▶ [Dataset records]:
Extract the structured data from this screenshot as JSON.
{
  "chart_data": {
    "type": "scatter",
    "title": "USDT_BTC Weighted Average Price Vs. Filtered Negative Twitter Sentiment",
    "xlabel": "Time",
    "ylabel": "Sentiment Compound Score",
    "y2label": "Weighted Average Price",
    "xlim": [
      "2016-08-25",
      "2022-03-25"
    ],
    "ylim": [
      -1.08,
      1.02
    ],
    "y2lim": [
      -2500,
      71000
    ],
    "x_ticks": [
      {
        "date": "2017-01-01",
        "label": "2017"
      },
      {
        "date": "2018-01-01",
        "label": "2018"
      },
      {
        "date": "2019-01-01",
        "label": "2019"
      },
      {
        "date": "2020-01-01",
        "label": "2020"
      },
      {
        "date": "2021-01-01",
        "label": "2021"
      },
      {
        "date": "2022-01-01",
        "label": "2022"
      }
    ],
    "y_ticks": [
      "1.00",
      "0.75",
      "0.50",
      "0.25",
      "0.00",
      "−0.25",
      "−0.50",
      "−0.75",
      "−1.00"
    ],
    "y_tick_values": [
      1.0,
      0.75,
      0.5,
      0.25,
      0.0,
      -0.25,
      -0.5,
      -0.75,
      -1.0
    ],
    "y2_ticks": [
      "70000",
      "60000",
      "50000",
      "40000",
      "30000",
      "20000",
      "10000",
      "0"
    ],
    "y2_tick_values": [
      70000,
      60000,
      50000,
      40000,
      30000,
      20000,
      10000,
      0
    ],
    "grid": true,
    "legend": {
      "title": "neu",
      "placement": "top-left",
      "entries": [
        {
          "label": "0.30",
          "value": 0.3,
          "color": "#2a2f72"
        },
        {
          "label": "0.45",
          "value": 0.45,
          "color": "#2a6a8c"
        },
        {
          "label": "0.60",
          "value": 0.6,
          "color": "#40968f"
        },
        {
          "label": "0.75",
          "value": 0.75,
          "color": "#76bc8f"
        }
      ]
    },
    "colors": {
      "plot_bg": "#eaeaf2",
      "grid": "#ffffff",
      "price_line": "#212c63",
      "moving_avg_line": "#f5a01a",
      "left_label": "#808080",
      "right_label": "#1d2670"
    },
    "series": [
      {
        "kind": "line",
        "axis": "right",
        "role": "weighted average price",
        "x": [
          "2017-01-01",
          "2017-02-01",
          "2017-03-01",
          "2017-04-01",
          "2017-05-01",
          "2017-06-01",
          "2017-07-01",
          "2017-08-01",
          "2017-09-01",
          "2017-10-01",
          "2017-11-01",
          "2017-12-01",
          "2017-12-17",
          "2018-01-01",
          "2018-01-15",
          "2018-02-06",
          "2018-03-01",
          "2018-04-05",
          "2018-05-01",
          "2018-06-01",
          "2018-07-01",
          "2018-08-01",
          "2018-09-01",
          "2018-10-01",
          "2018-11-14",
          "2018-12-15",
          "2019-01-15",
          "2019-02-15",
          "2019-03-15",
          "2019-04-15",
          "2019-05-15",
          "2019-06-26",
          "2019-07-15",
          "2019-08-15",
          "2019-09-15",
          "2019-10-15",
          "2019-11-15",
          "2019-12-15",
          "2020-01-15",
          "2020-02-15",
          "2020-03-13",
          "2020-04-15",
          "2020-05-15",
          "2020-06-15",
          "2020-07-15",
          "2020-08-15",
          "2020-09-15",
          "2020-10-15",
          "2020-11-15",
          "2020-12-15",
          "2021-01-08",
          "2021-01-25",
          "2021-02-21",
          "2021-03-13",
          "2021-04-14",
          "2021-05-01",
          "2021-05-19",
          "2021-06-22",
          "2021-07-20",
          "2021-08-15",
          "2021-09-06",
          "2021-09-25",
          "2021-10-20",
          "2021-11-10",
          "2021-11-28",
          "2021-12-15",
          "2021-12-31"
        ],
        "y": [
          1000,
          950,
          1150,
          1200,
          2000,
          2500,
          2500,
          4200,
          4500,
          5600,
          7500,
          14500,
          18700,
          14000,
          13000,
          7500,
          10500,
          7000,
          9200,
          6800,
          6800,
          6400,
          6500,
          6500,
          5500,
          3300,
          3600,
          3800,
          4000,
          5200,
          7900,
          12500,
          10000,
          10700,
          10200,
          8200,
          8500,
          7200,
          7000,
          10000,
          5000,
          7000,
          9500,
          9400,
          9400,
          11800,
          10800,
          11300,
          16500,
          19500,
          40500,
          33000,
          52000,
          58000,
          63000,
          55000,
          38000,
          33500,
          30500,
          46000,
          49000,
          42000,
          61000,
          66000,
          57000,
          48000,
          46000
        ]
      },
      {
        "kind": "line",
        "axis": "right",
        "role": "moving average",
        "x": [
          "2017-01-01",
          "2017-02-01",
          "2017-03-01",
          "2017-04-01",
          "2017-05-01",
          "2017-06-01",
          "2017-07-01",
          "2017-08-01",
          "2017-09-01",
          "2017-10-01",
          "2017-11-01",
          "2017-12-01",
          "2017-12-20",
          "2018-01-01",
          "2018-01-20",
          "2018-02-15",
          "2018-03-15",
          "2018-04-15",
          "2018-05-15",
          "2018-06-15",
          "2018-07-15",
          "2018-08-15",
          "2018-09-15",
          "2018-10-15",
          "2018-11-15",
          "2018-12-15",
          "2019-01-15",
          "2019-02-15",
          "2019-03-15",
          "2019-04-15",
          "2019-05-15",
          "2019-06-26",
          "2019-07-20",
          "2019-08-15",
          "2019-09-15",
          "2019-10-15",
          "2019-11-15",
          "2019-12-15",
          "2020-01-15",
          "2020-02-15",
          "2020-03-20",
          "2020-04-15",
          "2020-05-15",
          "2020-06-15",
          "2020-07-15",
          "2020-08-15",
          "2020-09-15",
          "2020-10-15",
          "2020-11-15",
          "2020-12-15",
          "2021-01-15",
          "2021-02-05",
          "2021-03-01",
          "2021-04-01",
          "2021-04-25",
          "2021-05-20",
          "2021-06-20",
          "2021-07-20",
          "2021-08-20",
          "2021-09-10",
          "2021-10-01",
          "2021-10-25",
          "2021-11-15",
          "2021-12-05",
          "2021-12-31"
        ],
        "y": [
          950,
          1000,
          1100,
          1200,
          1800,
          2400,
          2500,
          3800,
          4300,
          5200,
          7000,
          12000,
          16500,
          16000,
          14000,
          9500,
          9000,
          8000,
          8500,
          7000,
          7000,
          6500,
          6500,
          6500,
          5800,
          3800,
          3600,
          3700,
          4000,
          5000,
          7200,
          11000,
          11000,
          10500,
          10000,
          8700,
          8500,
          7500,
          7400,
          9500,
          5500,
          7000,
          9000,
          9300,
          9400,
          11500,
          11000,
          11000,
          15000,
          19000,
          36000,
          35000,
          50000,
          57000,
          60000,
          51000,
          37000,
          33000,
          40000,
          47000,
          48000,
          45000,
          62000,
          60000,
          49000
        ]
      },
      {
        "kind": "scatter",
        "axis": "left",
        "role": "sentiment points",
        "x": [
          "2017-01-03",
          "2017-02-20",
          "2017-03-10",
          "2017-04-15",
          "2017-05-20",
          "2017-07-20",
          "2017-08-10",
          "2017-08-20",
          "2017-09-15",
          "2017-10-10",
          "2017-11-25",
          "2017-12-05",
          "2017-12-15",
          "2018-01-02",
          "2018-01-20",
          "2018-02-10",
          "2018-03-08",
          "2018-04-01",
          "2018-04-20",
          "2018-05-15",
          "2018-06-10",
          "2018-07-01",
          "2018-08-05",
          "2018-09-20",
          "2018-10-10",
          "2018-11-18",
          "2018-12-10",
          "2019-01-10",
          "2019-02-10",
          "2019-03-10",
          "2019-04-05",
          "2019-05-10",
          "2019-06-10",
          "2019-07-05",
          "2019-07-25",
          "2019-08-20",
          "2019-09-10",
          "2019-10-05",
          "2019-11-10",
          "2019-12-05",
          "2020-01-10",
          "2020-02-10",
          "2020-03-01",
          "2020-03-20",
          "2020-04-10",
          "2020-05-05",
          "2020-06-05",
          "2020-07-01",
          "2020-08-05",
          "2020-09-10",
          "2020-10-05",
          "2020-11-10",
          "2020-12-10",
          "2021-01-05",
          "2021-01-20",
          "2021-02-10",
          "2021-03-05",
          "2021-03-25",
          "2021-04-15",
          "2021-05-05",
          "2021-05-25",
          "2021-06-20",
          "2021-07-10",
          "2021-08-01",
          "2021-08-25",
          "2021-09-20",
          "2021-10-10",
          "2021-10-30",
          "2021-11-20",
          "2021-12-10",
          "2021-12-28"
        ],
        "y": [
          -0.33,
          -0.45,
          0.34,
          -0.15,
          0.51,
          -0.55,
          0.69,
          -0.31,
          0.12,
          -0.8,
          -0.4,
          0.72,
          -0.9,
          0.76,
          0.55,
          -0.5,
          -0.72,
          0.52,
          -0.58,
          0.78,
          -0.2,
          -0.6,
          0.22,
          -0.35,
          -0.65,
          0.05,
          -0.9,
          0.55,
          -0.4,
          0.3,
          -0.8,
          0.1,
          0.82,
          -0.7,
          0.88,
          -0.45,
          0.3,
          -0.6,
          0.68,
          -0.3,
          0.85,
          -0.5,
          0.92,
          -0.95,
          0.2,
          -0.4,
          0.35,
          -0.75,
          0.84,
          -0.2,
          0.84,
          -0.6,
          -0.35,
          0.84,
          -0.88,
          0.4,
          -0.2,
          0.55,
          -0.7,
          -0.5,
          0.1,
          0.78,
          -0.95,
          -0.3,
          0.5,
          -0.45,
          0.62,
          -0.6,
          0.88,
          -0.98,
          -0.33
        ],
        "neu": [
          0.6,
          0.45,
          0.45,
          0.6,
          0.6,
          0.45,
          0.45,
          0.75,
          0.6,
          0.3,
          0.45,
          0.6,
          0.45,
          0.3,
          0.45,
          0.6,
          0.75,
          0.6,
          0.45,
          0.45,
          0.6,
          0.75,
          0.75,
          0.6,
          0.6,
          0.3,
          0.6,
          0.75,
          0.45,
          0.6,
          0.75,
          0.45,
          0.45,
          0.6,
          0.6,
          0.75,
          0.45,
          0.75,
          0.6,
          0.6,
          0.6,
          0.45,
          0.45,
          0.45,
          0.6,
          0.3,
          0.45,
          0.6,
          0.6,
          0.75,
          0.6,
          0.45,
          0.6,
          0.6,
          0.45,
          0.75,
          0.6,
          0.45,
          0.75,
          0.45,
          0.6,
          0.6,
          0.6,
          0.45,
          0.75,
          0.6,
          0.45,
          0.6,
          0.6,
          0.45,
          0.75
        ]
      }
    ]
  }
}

▶ [Aim of the task]: Scan the material line by line and report each one that contains "date".

▶ [Task solution]:
        "date": "2017-01-01",
        "date": "2018-01-01",
        "date": "2019-01-01",
        "date": "2020-01-01",
        "date": "2021-01-01",
        "date": "2022-01-01",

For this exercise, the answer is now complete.